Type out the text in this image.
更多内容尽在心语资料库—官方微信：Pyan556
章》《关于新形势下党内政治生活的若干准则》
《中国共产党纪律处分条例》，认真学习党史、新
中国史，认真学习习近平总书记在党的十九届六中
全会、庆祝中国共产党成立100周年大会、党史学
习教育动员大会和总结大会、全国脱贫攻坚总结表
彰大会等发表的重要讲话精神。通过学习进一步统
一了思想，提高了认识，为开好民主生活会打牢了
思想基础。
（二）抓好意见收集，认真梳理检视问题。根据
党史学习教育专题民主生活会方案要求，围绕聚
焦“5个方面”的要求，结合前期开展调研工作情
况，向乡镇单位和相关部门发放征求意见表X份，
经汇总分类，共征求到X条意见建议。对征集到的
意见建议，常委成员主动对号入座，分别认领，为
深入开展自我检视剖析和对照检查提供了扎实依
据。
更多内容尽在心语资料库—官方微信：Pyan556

___

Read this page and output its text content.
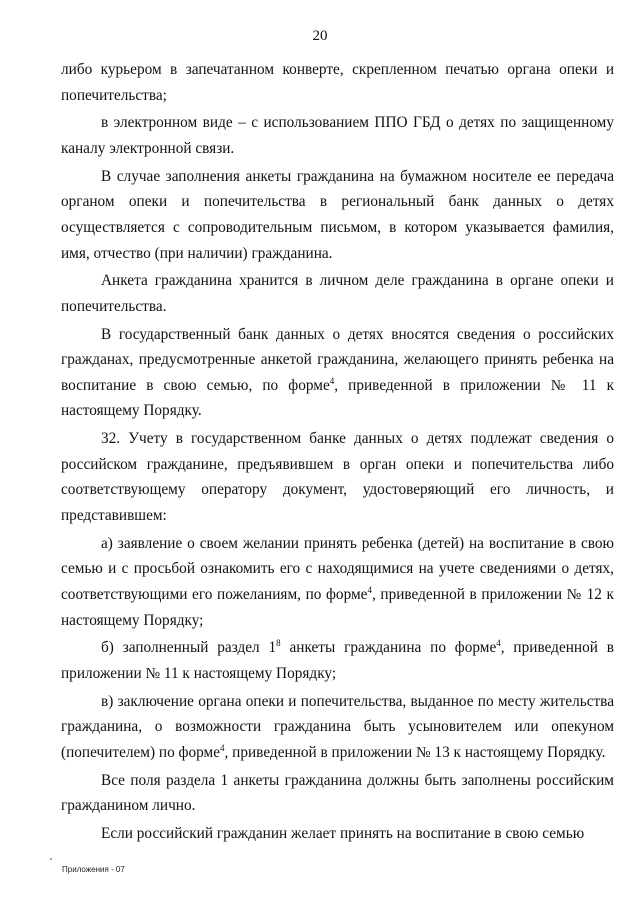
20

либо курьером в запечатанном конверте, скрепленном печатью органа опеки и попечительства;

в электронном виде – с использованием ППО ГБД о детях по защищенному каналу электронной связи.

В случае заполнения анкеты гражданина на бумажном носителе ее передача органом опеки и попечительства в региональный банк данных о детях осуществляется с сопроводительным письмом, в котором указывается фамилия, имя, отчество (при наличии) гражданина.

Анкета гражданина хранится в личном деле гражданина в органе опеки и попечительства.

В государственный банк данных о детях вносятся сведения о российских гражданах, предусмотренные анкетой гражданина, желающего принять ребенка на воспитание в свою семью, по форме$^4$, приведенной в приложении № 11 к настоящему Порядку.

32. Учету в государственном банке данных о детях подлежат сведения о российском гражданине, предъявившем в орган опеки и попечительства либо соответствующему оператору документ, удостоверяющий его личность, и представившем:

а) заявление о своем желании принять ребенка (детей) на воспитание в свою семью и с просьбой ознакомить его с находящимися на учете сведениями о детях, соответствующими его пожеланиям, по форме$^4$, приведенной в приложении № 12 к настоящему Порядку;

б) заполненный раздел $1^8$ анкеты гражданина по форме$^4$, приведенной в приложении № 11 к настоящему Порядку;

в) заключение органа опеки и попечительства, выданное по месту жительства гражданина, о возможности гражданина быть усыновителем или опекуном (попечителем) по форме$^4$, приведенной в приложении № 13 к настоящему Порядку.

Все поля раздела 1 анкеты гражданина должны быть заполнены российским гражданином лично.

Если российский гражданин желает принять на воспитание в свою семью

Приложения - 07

___

■ **To be done**: Tell how many lines of the data above hold the string "воспитание". Give only the number.

■ **Exercise solution**: 3